* **Written request**
Scan the entries below for the word "轴有两个公共点". Copy each line that has it.

Dataset rows

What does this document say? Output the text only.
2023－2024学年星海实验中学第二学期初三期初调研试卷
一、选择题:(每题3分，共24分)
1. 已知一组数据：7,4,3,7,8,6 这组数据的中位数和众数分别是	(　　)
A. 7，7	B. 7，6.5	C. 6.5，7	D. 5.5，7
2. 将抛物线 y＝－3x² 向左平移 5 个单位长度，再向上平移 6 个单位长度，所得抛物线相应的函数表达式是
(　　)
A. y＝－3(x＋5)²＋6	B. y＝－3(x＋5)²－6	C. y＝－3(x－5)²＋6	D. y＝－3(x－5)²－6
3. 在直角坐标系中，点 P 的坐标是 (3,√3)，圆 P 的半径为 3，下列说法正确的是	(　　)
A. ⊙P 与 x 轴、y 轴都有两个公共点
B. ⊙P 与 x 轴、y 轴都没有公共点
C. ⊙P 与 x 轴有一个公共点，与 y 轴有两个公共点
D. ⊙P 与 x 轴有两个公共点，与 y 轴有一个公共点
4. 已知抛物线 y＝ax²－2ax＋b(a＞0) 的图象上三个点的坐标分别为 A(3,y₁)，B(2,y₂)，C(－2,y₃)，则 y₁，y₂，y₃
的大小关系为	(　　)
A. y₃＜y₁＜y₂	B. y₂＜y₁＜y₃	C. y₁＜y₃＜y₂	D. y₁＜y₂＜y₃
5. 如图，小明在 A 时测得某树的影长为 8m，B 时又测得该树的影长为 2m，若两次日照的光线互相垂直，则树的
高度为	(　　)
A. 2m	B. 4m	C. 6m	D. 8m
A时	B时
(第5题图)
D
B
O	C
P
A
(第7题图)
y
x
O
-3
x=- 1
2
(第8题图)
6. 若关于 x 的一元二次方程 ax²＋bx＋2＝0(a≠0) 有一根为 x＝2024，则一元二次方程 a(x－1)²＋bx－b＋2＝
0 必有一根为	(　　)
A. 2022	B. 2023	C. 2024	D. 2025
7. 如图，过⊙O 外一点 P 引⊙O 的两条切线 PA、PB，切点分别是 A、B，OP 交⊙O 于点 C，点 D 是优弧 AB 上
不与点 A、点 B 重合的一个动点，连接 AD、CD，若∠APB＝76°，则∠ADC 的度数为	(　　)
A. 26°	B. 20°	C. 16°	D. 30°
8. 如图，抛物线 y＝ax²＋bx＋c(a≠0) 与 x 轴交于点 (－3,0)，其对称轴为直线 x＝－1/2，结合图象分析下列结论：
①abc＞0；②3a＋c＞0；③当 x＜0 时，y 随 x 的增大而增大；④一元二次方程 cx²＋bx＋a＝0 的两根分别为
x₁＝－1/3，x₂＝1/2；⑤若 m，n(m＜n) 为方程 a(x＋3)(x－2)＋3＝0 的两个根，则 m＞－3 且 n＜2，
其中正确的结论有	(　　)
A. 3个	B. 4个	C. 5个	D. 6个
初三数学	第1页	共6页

* **Written response**
C. ⊙P 与 x 轴有一个公共点，与 y 轴有两个公共点
D. ⊙P 与 x 轴有两个公共点，与 y 轴有一个公共点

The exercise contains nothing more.